▶ _PROBLEMS_
[1] In the accounting policy text, what method is primarily used to calculate inventory costs?
[2] Please extract from the accounting policy text the part that opens with the words containing "Under the retail" and closes with "conditions.".
[3] Write what comes next in the accounting policy text, picking up after its final sentence.

-------- SUPPLIED TEXT --------

Those investment securities which the Company has the ability and intent to hold until maturity are classified as
held-to-maturity investments and are stated at amortized cost. Those investment securities which are bought and held
principally for the purpose of selling them in the near term are classified as trading securities and are stated at fair market
value.
Premiums are amortized and discounts are accreted over the life of the security as adjustments to interest income using the
effective interest method. Dividend and interest income are recognized when earned.
G. Inventory Valuation
Merchandise inventories are stated at the lower of cost or market. Inventory costs are primarily calculated using the weighted
average retail inventory method.
Under the retail inventory method, the valuation of inventories at cost and the resulting gross margins are calculated by
applying a cost-to-retail ratio to the retail values of inventories. The cost associated with determining the cost-to-retail ratio
includes: merchandise purchases, net of returns to vendors, discounts and volume and incentive rebates; inbound freight
expenses; duty, insurance and commissions.
At any one time, inventories include items that have been written down to the Company’s best estimate of their realizable
value. Judgment is required in estimating realizable value and factors considered are the age of merchandise and anticipated
demand. Actual realizable value could differ materially from this estimate based upon future customer demand or economic
conditions.
The Company estimates its reserve for shrinkage throughout the year based on historical shrinkage and any current trends, if
applicable. Actual shrinkage is recorded at year end based upon the results of the Company’s physical inventory counts for
locations at which counts were conducted. For locations where physical inventory counts were not conducted in the fiscal year,
an estimated shrink reserve is recorded based on historical shrinkage and any current trends, if applicable. Historically, the
Company’s shrinkage has not been volatile.
The Company accrues for merchandise in transit once it takes legal ownership and title to the merchandise; as such, an
estimate for merchandise in transit is included in the Company’s merchandise inventories.

-------- ROWS --------

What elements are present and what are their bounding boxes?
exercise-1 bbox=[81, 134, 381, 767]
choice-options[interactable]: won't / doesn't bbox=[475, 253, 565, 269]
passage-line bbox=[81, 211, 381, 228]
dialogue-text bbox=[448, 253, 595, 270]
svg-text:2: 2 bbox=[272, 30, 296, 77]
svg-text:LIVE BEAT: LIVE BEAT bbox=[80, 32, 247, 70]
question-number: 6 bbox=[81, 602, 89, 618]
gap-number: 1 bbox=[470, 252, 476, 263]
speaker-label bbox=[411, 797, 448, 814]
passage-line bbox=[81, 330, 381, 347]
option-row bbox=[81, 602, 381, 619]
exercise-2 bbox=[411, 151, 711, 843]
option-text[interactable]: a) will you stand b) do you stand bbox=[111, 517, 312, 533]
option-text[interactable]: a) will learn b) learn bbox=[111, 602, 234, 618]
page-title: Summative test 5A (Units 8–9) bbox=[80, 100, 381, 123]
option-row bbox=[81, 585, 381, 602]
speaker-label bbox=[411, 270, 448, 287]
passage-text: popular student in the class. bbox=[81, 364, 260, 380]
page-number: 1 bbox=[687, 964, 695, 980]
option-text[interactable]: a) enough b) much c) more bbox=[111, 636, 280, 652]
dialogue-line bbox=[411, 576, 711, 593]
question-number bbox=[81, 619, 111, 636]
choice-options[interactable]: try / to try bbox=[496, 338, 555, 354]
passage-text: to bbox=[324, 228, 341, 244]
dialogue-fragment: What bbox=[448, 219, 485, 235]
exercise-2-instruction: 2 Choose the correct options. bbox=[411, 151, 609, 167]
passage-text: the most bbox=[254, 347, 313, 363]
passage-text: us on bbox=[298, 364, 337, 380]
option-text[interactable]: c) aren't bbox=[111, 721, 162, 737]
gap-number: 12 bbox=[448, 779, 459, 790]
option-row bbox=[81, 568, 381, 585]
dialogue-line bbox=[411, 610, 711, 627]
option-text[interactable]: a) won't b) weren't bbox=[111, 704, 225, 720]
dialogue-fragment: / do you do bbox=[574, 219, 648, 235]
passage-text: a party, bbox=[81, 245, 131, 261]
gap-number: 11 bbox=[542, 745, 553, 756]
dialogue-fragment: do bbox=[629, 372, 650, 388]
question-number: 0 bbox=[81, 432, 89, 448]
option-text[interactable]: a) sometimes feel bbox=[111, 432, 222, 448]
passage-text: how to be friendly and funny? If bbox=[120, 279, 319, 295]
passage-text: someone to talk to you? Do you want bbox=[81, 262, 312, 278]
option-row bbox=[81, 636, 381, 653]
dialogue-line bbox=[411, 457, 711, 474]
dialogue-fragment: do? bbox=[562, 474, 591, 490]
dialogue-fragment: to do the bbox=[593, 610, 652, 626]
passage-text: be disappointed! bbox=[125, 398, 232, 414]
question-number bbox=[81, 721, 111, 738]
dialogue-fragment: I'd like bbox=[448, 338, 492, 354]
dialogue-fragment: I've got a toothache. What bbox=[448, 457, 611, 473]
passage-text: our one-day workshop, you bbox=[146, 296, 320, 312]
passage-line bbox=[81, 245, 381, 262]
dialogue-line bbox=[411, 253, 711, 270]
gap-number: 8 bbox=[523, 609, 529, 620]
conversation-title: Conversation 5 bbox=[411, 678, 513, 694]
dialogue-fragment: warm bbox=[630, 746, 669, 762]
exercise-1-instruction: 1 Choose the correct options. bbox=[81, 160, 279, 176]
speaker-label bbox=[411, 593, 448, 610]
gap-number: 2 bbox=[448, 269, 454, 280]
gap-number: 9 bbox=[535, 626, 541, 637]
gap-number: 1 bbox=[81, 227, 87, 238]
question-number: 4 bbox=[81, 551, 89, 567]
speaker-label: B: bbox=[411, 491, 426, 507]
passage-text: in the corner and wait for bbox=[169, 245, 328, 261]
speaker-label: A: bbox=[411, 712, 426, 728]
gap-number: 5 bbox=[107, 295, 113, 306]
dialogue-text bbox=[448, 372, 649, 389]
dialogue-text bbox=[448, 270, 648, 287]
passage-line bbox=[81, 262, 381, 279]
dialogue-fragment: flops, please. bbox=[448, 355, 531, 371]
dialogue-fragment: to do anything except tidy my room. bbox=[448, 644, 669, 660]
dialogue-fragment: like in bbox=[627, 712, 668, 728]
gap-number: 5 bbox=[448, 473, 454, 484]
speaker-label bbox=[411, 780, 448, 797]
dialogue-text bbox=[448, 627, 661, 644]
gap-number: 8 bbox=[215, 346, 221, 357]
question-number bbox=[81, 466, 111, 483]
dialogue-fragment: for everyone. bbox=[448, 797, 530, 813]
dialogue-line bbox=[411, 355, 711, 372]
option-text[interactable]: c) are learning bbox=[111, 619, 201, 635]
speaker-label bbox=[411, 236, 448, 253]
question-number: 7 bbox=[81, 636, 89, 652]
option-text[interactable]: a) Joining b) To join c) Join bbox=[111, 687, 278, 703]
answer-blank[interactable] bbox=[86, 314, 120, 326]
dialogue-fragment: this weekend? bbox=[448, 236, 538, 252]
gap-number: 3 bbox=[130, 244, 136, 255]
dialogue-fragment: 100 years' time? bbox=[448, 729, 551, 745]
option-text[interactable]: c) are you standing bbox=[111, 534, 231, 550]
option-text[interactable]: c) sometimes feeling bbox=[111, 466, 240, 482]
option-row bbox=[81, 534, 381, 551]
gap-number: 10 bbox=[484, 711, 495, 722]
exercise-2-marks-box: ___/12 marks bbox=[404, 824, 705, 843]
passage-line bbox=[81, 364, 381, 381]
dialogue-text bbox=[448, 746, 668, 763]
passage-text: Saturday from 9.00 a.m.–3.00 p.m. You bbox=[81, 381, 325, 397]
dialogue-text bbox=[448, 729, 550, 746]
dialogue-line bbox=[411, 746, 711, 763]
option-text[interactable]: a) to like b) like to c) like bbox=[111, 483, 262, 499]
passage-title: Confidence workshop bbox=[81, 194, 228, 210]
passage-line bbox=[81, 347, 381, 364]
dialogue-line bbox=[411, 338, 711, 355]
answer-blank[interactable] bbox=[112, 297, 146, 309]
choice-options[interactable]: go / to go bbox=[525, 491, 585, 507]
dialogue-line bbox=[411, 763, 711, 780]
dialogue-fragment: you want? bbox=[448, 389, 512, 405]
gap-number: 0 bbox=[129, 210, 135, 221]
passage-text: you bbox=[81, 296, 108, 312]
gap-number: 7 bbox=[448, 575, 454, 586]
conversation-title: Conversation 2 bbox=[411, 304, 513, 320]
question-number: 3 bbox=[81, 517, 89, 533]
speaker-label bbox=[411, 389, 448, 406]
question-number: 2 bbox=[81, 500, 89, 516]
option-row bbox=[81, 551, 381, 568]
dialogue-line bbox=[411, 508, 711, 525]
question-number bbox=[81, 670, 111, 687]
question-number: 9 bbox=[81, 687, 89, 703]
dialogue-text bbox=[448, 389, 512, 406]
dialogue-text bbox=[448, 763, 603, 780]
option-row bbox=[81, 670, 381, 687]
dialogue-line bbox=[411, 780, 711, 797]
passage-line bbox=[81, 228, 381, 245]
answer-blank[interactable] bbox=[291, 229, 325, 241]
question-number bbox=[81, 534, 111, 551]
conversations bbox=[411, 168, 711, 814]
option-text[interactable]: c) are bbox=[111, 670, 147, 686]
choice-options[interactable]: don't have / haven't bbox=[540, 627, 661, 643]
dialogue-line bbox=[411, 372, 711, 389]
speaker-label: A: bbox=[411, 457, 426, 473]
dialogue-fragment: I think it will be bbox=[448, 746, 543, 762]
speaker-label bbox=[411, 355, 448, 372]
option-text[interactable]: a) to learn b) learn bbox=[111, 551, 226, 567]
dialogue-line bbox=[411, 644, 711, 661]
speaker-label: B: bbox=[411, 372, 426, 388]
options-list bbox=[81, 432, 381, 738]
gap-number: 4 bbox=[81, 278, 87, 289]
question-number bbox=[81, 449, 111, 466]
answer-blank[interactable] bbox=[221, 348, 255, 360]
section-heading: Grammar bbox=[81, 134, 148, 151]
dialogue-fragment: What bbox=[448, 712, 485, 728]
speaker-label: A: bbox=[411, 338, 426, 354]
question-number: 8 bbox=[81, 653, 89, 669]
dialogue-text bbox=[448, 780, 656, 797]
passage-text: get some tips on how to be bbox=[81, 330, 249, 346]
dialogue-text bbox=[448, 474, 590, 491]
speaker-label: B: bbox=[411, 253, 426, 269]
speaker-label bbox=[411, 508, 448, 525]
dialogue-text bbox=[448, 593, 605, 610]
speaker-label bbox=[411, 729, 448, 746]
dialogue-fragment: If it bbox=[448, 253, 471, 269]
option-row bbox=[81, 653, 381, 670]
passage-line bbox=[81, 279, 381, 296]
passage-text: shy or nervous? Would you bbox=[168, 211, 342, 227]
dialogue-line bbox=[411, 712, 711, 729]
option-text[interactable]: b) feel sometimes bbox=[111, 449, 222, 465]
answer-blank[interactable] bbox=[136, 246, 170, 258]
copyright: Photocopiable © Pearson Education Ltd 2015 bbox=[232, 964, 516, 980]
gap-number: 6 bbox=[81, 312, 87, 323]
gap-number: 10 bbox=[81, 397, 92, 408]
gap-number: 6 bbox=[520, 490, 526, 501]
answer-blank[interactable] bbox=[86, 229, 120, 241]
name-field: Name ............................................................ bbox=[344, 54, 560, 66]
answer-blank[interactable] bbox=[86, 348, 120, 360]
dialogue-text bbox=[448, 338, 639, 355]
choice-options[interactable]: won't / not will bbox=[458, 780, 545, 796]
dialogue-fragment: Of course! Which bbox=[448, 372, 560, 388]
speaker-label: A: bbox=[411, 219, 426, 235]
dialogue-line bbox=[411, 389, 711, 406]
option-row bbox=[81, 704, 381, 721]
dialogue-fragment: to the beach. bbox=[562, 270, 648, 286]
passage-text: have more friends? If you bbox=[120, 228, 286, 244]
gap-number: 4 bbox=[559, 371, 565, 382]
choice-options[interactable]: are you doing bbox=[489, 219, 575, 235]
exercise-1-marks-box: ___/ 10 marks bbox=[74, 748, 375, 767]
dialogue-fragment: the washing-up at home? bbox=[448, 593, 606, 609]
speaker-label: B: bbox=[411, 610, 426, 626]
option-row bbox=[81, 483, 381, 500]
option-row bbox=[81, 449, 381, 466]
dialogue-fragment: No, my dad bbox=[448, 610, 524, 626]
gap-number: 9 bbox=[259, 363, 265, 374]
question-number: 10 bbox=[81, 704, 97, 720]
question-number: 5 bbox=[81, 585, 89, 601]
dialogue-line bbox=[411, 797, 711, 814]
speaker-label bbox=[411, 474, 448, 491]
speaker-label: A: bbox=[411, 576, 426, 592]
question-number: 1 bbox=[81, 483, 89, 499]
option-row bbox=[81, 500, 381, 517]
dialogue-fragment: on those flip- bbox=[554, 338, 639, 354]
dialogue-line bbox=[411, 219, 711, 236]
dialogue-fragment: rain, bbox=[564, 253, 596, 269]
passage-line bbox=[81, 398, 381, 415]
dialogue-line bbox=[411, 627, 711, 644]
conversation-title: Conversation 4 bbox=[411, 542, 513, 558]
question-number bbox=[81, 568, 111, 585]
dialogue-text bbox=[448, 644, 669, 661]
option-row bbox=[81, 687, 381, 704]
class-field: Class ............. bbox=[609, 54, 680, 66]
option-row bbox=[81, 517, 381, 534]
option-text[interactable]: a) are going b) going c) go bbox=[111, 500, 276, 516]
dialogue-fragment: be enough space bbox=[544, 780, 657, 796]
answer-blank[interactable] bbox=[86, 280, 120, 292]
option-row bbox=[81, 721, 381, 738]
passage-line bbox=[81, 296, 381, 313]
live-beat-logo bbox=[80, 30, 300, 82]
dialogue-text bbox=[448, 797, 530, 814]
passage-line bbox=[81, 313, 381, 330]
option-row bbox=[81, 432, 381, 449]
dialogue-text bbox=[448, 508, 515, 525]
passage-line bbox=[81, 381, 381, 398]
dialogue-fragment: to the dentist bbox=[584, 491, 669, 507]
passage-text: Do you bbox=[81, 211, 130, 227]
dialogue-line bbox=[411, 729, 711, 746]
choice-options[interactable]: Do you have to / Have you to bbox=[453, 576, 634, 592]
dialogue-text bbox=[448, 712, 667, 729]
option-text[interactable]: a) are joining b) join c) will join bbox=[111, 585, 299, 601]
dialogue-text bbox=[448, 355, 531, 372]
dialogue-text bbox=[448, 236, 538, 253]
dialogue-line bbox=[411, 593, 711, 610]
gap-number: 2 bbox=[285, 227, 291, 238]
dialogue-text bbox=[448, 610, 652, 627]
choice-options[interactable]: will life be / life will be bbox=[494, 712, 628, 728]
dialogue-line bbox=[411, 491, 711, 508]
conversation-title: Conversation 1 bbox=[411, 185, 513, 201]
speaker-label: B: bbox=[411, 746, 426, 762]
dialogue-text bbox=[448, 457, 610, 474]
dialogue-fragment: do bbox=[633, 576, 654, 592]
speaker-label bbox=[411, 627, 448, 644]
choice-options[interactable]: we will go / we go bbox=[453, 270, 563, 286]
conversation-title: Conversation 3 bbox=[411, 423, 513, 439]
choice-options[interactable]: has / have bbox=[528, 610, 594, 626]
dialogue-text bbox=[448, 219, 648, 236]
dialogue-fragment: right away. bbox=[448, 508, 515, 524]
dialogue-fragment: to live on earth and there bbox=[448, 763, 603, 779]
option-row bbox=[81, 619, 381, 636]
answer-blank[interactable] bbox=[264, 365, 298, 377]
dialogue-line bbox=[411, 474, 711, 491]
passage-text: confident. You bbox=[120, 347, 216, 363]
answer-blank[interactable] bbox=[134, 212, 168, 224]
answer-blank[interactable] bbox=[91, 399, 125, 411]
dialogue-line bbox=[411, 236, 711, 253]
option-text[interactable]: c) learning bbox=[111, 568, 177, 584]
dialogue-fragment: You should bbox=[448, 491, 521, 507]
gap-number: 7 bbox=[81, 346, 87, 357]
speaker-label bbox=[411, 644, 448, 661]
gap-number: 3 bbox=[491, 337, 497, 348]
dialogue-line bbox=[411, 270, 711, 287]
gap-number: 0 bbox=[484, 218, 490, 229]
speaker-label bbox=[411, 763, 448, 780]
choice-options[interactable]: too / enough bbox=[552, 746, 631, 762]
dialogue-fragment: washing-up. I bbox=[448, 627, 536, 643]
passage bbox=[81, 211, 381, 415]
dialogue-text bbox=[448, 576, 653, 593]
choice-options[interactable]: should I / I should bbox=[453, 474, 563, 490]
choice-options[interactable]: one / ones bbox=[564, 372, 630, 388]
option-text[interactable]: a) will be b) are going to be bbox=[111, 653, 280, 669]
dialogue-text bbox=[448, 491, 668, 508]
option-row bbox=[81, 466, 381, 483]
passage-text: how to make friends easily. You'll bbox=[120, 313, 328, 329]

--------

▶ _RESULTS FOR EACH TASK_
[1] The weighted average retail inventory method.

[2]
Under the retail inventory method, the valuation of inventories at cost and the resulting gross margins are calculated by
applying a cost-to-retail ratio to the retail values of inventories. The cost associated with determining the cost-to-retail ratio
includes: merchandise purchases, net of returns to vendors, discounts and volume and incentive rebates; inbound freight
expenses; duty, insurance and commissions.
At any one time, inventories include items that have been written down to the Company’s best estimate of their realizable
value. Judgment is required in estimating realizable value and factors considered are the age of merchandise and anticipated
demand. Actual realizable value could differ materially from this estimate based upon future customer demand or economic
conditions.

[3]
H. Property and Equipment
Property and equipment are stated at cost. Depreciation is computed primarily using the straight-line method over the
estimated useful lives of the assets (forty years for buildings; five to twenty years for furniture, fixtures and equipment; and
three to seven years for computer equipment and software). Leasehold improvements are amortized using the straight-line
method over the lesser of their estimated useful life or the life of the lease. Depreciation expense is primarily included within
selling, general and administrative expenses.
The cost of maintenance and repairs is charged to earnings as incurred; significant renewals and betterments are capitalized.
Maintenance and repairs amounted to $106.1 million, $85.8 million and $90.2 million for fiscal 2012, 2011 and 2010,
respectively.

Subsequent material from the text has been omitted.